» WHAT YOU NEED TO DO
1. Answer these questions about the passage on the Paleolithic Diet:
(a) Which three experts does it name as agreeing on which food groups to avoid?
(b) Which kinds of rice appear in the list of grains?
(c) According to the quotation, what can too many grains and legumes disrupt in the kidneys?
2. In the passage on the Paleolithic Diet, rewrite the part between "It should be" and "include pressed grains)", inclusive, changing "Corn" to "Maize".

» SELECTED EXTRACT
▽

It should be noted that the Paleolithic Diet has a large amount of sub-groups, advocating differing guidelines to eating. Thus, this particular article focuses on the three largest food groups that three accepted and leading experts in this particular approach Loren Cordain, John Durant, and Mark Sisson agree on avoiding: grains, legumes, and processed sugars.
List of Grains
- Wheat (refined and whole grain)
- Rice (white, brown, and wild)
- Corn (of all varieties)
- Vegetable oil (many of which include pressed grains)
‘[C]ereal grains and legumes even contain “antinutrients”, chemicals that actually prevent your body from absorbing the proper nutrients and can damage the gastrointestinal and immune systems. Too many grains and legumes can disrupt the acid balance in the kidneys as well, and can contribute to the loss of muscle mass and bone mineral content with aging’ (Cordain).

△

» EXTRACTED ENTRIES
▽

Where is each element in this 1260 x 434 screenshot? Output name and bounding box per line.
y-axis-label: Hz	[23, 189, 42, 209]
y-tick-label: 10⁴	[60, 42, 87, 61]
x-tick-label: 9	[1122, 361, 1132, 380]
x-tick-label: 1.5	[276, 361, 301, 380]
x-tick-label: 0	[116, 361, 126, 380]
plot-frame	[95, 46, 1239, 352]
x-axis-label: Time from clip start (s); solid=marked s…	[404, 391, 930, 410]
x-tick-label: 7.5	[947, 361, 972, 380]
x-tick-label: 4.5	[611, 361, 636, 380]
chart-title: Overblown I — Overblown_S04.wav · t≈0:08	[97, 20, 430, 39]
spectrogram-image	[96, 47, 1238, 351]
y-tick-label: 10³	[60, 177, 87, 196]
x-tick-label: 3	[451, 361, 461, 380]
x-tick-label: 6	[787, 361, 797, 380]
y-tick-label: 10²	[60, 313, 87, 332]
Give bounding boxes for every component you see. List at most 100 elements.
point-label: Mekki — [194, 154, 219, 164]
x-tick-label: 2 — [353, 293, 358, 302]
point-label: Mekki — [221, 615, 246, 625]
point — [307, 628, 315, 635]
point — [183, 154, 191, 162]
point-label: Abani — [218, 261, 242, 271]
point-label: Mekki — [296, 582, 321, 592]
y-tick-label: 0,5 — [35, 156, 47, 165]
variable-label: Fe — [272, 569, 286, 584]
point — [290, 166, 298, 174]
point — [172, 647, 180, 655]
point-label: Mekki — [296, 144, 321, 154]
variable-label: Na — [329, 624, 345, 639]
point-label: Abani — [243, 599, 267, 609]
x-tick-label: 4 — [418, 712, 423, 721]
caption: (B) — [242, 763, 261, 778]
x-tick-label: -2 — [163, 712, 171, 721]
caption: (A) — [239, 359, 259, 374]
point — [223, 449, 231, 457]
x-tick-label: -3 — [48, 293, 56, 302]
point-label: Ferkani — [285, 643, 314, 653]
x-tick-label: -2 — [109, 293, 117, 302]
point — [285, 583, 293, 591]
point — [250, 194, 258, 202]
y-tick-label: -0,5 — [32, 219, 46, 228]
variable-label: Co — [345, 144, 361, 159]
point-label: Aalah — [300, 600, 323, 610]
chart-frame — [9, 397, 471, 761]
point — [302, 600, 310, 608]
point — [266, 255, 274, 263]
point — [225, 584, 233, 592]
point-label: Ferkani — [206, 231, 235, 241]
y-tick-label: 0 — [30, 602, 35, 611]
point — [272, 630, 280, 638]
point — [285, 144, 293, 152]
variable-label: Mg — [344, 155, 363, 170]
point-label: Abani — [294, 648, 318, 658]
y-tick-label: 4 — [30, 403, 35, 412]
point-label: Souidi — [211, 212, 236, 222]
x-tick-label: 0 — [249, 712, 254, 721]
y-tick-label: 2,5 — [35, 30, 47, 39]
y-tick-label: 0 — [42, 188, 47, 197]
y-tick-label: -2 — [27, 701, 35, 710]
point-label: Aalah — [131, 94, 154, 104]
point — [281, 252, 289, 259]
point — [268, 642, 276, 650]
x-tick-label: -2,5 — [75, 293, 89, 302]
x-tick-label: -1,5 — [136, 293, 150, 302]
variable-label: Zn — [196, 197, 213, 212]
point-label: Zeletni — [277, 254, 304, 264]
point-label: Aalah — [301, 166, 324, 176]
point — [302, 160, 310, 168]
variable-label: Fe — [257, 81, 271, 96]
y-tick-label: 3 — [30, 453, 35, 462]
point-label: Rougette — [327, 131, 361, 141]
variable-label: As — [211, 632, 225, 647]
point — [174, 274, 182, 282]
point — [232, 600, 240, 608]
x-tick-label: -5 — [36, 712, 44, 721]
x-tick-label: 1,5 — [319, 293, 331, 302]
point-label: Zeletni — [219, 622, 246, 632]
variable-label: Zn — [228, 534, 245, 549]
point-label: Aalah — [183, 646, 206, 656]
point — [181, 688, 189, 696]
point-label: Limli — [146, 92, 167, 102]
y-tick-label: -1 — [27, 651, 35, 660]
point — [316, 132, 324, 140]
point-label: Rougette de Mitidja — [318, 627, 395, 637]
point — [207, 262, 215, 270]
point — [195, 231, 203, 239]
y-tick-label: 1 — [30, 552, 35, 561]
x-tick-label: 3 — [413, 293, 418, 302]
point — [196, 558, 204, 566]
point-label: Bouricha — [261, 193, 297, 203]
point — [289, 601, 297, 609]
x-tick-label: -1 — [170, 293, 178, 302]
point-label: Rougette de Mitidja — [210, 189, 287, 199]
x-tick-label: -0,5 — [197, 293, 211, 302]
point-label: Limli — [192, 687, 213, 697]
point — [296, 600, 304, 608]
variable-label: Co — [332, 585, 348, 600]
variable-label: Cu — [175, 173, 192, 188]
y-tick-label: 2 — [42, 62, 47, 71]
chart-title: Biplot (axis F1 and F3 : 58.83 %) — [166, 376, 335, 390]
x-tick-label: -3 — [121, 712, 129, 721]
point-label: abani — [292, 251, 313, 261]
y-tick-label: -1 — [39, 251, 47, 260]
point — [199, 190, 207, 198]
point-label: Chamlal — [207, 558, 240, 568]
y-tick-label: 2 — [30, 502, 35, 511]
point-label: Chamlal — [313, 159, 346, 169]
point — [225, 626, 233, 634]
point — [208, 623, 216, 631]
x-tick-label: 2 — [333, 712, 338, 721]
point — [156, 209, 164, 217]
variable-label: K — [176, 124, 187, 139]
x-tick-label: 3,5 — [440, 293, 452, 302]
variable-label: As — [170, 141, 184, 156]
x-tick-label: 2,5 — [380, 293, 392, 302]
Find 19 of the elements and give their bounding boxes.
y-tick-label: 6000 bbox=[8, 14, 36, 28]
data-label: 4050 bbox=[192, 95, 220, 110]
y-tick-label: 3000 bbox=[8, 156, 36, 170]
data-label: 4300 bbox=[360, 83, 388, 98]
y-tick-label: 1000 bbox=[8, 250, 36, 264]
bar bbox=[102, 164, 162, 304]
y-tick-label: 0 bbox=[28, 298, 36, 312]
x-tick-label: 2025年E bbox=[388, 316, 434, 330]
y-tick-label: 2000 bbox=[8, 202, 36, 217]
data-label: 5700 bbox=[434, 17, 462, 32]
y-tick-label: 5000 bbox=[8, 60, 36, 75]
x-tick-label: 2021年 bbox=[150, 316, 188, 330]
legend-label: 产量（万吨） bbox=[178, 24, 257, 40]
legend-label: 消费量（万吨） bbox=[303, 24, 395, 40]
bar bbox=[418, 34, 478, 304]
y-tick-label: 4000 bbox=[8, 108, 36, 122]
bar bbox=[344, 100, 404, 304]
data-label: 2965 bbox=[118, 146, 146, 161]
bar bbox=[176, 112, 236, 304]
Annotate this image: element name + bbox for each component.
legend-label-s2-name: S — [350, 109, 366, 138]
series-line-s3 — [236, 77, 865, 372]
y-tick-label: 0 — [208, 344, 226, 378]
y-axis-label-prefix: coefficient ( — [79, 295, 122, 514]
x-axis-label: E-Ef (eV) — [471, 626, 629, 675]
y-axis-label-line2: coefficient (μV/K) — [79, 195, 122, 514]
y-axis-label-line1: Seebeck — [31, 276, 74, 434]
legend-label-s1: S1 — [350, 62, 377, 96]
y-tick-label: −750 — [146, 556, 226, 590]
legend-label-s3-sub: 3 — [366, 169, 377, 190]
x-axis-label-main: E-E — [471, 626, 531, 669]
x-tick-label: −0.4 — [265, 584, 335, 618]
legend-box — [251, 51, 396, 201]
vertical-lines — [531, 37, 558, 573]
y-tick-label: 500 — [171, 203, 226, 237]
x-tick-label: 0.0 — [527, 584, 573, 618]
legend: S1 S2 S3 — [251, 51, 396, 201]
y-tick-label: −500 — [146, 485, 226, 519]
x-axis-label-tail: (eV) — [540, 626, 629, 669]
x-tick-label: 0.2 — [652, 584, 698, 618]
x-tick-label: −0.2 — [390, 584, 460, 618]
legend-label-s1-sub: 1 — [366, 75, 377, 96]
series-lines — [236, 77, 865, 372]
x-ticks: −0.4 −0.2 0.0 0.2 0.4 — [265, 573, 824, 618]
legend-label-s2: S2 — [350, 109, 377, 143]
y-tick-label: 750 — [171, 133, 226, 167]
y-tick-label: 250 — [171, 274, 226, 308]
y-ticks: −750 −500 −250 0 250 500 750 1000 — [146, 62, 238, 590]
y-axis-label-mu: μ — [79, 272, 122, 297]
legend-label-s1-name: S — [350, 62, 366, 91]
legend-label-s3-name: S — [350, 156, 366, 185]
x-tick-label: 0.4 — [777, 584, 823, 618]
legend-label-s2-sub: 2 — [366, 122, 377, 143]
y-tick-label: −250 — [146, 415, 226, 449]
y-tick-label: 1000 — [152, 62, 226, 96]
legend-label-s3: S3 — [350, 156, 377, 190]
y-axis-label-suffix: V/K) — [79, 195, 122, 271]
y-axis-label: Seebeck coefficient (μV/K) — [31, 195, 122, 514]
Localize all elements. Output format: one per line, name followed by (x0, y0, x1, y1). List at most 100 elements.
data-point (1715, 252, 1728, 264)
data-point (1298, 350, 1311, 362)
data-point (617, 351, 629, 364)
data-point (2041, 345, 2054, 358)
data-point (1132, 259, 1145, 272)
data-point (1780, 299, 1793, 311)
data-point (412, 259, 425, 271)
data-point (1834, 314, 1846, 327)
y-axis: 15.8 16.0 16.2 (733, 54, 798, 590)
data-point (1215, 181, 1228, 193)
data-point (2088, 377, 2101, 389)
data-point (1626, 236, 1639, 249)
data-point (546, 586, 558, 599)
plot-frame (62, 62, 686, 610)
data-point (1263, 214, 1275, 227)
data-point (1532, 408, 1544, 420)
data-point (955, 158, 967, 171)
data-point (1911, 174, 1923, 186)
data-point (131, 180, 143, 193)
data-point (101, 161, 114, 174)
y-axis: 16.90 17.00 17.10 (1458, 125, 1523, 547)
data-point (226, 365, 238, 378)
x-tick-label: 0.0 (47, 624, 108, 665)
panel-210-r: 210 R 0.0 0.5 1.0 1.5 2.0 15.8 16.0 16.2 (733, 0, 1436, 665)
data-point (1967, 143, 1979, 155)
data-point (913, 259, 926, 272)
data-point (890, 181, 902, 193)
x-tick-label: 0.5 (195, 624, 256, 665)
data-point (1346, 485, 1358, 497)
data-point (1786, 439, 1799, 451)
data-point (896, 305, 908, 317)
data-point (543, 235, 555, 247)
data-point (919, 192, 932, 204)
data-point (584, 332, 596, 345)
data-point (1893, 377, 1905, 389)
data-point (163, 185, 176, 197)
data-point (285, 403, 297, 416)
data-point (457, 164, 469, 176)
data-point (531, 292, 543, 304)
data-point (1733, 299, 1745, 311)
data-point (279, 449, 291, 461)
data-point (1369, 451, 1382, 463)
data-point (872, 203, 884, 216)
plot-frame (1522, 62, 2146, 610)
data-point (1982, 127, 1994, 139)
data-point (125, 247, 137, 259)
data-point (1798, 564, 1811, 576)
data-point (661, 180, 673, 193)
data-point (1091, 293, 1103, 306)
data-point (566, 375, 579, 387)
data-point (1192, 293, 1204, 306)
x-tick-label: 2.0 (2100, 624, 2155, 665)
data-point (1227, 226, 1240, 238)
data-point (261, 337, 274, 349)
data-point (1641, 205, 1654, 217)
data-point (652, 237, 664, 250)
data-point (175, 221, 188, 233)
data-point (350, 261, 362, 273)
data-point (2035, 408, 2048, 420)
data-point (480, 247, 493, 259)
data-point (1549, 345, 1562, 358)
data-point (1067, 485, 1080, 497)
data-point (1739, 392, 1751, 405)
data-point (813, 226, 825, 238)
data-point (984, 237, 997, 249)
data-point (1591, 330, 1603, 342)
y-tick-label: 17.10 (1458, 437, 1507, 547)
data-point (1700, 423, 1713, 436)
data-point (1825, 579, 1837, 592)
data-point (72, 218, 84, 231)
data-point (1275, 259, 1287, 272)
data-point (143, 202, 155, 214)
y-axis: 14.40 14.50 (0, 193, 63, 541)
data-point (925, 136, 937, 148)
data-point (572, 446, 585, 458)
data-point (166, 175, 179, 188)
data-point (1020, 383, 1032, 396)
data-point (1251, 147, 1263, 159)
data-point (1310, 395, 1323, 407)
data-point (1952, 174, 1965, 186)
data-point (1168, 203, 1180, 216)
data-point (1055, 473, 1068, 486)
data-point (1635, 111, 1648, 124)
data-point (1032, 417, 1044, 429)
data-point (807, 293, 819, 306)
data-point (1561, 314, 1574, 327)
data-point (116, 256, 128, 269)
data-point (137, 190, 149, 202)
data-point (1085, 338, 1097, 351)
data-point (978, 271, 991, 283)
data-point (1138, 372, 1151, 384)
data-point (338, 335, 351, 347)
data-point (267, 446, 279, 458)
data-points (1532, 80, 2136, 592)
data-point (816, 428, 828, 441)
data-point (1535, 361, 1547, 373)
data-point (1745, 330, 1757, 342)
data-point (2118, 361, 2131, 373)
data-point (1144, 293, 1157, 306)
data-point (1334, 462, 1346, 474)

△

» ANSWERS FOR EACH ITEM
1.
(a) Loren Cordain, John Durant, and Mark Sisson.
(b) White, brown, and wild rice.
(c) The acid balance.

2.
It should be noted that the Paleolithic Diet has a large amount of sub-groups, advocating differing guidelines to eating. Thus, this particular article focuses on the three largest food groups that three accepted and leading experts in this particular approach Loren Cordain, John Durant, and Mark Sisson agree on avoiding: grains, legumes, and processed sugars.
List of Grains
- Wheat (refined and whole grain)
- Rice (white, brown, and wild)
- Maize (of all varieties)
- Vegetable oil (many of which include pressed grains)